All records below must be retyped exactly.

= = = = =

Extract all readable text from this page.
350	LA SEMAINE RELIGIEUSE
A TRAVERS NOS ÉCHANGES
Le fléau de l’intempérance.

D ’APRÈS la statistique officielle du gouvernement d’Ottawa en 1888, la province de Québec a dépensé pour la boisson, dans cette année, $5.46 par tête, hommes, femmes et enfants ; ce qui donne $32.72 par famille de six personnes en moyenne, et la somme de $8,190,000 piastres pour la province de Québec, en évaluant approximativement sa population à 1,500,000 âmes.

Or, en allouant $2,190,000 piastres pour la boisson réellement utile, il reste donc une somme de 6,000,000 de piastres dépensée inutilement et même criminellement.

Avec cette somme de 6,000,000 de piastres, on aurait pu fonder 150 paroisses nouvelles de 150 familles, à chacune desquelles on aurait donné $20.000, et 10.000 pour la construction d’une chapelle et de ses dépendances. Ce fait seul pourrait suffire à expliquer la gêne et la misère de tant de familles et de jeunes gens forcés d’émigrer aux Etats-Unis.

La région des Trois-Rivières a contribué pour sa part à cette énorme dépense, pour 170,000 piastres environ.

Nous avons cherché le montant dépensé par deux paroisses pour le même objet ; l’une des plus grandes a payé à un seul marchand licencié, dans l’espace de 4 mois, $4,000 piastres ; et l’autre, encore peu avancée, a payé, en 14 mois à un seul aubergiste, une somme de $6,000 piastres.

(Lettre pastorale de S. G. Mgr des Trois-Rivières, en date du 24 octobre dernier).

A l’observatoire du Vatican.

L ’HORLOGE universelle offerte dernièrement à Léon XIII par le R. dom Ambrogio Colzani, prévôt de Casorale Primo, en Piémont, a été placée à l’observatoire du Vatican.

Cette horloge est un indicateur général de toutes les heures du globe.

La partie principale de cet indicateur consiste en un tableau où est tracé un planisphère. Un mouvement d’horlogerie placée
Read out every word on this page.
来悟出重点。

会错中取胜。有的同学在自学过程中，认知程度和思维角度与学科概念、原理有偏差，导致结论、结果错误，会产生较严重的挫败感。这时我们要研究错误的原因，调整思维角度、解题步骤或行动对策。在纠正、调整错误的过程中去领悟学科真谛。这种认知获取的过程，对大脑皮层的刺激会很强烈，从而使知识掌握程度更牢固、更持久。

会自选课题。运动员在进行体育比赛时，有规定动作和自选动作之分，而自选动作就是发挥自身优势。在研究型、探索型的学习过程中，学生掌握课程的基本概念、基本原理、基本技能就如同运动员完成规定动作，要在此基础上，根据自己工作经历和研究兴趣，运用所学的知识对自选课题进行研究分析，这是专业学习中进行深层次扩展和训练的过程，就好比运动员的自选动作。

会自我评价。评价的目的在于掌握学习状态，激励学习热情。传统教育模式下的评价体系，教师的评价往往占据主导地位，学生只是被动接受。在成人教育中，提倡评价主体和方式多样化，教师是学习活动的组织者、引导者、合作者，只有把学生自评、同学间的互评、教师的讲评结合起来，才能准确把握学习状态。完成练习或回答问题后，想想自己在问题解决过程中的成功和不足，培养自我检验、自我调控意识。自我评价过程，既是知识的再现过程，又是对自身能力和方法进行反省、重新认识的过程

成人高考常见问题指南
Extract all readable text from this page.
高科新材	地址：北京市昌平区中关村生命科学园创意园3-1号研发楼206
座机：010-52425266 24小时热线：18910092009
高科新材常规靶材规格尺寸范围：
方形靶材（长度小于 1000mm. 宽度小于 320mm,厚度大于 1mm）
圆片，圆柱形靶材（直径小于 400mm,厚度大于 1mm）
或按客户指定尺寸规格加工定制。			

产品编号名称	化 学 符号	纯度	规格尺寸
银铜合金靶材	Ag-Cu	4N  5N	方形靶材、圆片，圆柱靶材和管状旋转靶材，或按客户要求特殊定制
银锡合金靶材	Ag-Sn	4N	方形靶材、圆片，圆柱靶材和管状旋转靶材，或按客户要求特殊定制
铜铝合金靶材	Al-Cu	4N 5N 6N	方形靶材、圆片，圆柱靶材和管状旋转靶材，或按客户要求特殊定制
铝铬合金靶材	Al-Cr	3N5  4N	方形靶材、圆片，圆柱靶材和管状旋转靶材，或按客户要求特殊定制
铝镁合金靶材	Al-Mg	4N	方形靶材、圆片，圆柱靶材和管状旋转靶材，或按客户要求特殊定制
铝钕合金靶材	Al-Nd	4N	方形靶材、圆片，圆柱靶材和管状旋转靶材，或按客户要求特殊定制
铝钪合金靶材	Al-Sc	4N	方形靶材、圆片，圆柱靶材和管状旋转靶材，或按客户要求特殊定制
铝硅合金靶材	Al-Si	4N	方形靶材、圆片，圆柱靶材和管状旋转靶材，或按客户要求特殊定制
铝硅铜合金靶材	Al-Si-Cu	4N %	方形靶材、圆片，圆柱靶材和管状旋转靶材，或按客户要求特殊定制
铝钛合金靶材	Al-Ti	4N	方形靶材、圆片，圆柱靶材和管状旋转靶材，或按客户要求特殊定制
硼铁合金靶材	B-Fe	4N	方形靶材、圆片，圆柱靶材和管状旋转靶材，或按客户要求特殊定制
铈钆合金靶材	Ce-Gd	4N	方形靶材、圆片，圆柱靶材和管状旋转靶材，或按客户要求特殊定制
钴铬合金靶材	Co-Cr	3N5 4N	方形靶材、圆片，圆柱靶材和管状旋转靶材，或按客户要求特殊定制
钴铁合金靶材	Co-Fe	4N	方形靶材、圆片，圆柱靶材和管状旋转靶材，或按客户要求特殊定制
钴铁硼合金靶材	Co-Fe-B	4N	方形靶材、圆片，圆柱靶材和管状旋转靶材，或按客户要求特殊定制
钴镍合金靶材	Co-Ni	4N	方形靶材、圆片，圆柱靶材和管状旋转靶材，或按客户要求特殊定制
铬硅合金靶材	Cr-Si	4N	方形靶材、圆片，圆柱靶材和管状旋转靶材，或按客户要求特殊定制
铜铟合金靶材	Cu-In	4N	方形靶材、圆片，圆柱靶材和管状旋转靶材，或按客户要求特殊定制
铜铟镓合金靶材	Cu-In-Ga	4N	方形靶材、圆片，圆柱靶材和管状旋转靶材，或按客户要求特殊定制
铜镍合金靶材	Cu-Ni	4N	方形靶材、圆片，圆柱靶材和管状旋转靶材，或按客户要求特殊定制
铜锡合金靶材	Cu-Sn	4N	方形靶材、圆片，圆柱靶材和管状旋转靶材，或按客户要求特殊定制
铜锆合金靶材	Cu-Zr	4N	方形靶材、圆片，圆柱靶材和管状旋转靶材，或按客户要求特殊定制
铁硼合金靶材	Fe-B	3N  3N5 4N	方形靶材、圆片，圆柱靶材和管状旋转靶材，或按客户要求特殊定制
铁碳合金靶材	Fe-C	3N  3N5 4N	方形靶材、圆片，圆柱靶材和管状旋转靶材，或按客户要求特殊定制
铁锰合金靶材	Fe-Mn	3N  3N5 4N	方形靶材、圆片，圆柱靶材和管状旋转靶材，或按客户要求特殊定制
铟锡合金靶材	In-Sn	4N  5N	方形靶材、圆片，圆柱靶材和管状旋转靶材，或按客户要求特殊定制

= = = = =

• OUTPUT FOR THIS EXERCISE:
Extract all readable text from this page.
350	LA SEMAINE RELIGIEUSE
A TRAVERS NOS ÉCHANGES
Le fléau de l’intempérance.

D ’APRÈS la statistique officielle du gouvernement d’Ottawa en 1888, la province de Québec a dépensé pour la boisson, dans cette année, $5.46 par tête, hommes, femmes et enfants ; ce qui donne $32.72 par famille de six personnes en moyenne, et la somme de $8,190,000 piastres pour la province de Québec, en évaluant approximativement sa population à 1,500,000 âmes.

Or, en allouant $2,190,000 piastres pour la boisson réellement utile, il reste donc une somme de 6,000,000 de piastres dépensée inutilement et même criminellement.

Avec cette somme de 6,000,000 de piastres, on aurait pu fonder 150 paroisses nouvelles de 150 familles, à chacune desquelles on aurait donné $20.000, et 10.000 pour la construction d’une chapelle et de ses dépendances. Ce fait seul pourrait suffire à expliquer la gêne et la misère de tant de familles et de jeunes gens forcés d’émigrer aux Etats-Unis.

La région des Trois-Rivières a contribué pour sa part à cette énorme dépense, pour 170,000 piastres environ.

Nous avons cherché le montant dépensé par deux paroisses pour le même objet ; l’une des plus grandes a payé à un seul marchand licencié, dans l’espace de 4 mois, $4,000 piastres ; et l’autre, encore peu avancée, a payé, en 14 mois à un seul aubergiste, une somme de $6,000 piastres.

(Lettre pastorale de S. G. Mgr des Trois-Rivières, en date du 24 octobre dernier).

A l’observatoire du Vatican.

L ’HORLOGE universelle offerte dernièrement à Léon XIII par le R. dom Ambrogio Colzani, prévôt de Casorale Primo, en Piémont, a été placée à l’observatoire du Vatican.

Cette horloge est un indicateur général de toutes les heures du globe.

La partie principale de cet indicateur consiste en un tableau où est tracé un planisphère. Un mouvement d’horlogerie placée
Read out every word on this page.
来悟出重点。

会错中取胜。有的同学在自学过程中，认知程度和思维角度与学科概念、原理有偏差，导致结论、结果错误，会产生较严重的挫败感。这时我们要研究错误的原因，调整思维角度、解题步骤或行动对策。在纠正、调整错误的过程中去领悟学科真谛。这种认知获取的过程，对大脑皮层的刺激会很强烈，从而使知识掌握程度更牢固、更持久。

会自选课题。运动员在进行体育比赛时，有规定动作和自选动作之分，而自选动作就是发挥自身优势。在研究型、探索型的学习过程中，学生掌握课程的基本概念、基本原理、基本技能就如同运动员完成规定动作，要在此基础上，根据自己工作经历和研究兴趣，运用所学的知识对自选课题进行研究分析，这是专业学习中进行深层次扩展和训练的过程，就好比运动员的自选动作。

会自我评价。评价的目的在于掌握学习状态，激励学习热情。传统教育模式下的评价体系，教师的评价往往占据主导地位，学生只是被动接受。在成人教育中，提倡评价主体和方式多样化，教师是学习活动的组织者、引导者、合作者，只有把学生自评、同学间的互评、教师的讲评结合起来，才能准确把握学习状态。完成练习或回答问题后，想想自己在问题解决过程中的成功和不足，培养自我检验、自我调控意识。自我评价过程，既是知识的再现过程，又是对自身能力和方法进行反省、重新认识的过程

成人高考常见问题指南
Extract all readable text from this page.
高科新材	地址：北京市昌平区中关村生命科学园创意园3-1号研发楼206
座机：010-52425266 24小时热线：18910092009
高科新材常规靶材规格尺寸范围：
方形靶材（长度小于 1000mm. 宽度小于 320mm,厚度大于 1mm）
圆片，圆柱形靶材（直径小于 400mm,厚度大于 1mm）
或按客户指定尺寸规格加工定制。			

产品编号名称	化 学 符号	纯度	规格尺寸
银铜合金靶材	Ag-Cu	4N  5N	方形靶材、圆片，圆柱靶材和管状旋转靶材，或按客户要求特殊定制
银锡合金靶材	Ag-Sn	4N	方形靶材、圆片，圆柱靶材和管状旋转靶材，或按客户要求特殊定制
铜铝合金靶材	Al-Cu	4N 5N 6N	方形靶材、圆片，圆柱靶材和管状旋转靶材，或按客户要求特殊定制
铝铬合金靶材	Al-Cr	3N5  4N	方形靶材、圆片，圆柱靶材和管状旋转靶材，或按客户要求特殊定制
铝镁合金靶材	Al-Mg	4N	方形靶材、圆片，圆柱靶材和管状旋转靶材，或按客户要求特殊定制
铝钕合金靶材	Al-Nd	4N	方形靶材、圆片，圆柱靶材和管状旋转靶材，或按客户要求特殊定制
铝钪合金靶材	Al-Sc	4N	方形靶材、圆片，圆柱靶材和管状旋转靶材，或按客户要求特殊定制
铝硅合金靶材	Al-Si	4N	方形靶材、圆片，圆柱靶材和管状旋转靶材，或按客户要求特殊定制
铝硅铜合金靶材	Al-Si-Cu	4N %	方形靶材、圆片，圆柱靶材和管状旋转靶材，或按客户要求特殊定制
铝钛合金靶材	Al-Ti	4N	方形靶材、圆片，圆柱靶材和管状旋转靶材，或按客户要求特殊定制
硼铁合金靶材	B-Fe	4N	方形靶材、圆片，圆柱靶材和管状旋转靶材，或按客户要求特殊定制
铈钆合金靶材	Ce-Gd	4N	方形靶材、圆片，圆柱靶材和管状旋转靶材，或按客户要求特殊定制
钴铬合金靶材	Co-Cr	3N5 4N	方形靶材、圆片，圆柱靶材和管状旋转靶材，或按客户要求特殊定制
钴铁合金靶材	Co-Fe	4N	方形靶材、圆片，圆柱靶材和管状旋转靶材，或按客户要求特殊定制
钴铁硼合金靶材	Co-Fe-B	4N	方形靶材、圆片，圆柱靶材和管状旋转靶材，或按客户要求特殊定制
钴镍合金靶材	Co-Ni	4N	方形靶材、圆片，圆柱靶材和管状旋转靶材，或按客户要求特殊定制
铬硅合金靶材	Cr-Si	4N	方形靶材、圆片，圆柱靶材和管状旋转靶材，或按客户要求特殊定制
铜铟合金靶材	Cu-In	4N	方形靶材、圆片，圆柱靶材和管状旋转靶材，或按客户要求特殊定制
铜铟镓合金靶材	Cu-In-Ga	4N	方形靶材、圆片，圆柱靶材和管状旋转靶材，或按客户要求特殊定制
铜镍合金靶材	Cu-Ni	4N	方形靶材、圆片，圆柱靶材和管状旋转靶材，或按客户要求特殊定制
铜锡合金靶材	Cu-Sn	4N	方形靶材、圆片，圆柱靶材和管状旋转靶材，或按客户要求特殊定制
铜锆合金靶材	Cu-Zr	4N	方形靶材、圆片，圆柱靶材和管状旋转靶材，或按客户要求特殊定制
铁硼合金靶材	Fe-B	3N  3N5 4N	方形靶材、圆片，圆柱靶材和管状旋转靶材，或按客户要求特殊定制
铁碳合金靶材	Fe-C	3N  3N5 4N	方形靶材、圆片，圆柱靶材和管状旋转靶材，或按客户要求特殊定制
铁锰合金靶材	Fe-Mn	3N  3N5 4N	方形靶材、圆片，圆柱靶材和管状旋转靶材，或按客户要求特殊定制
铟锡合金靶材	In-Sn	4N  5N	方形靶材、圆片，圆柱靶材和管状旋转靶材，或按客户要求特殊定制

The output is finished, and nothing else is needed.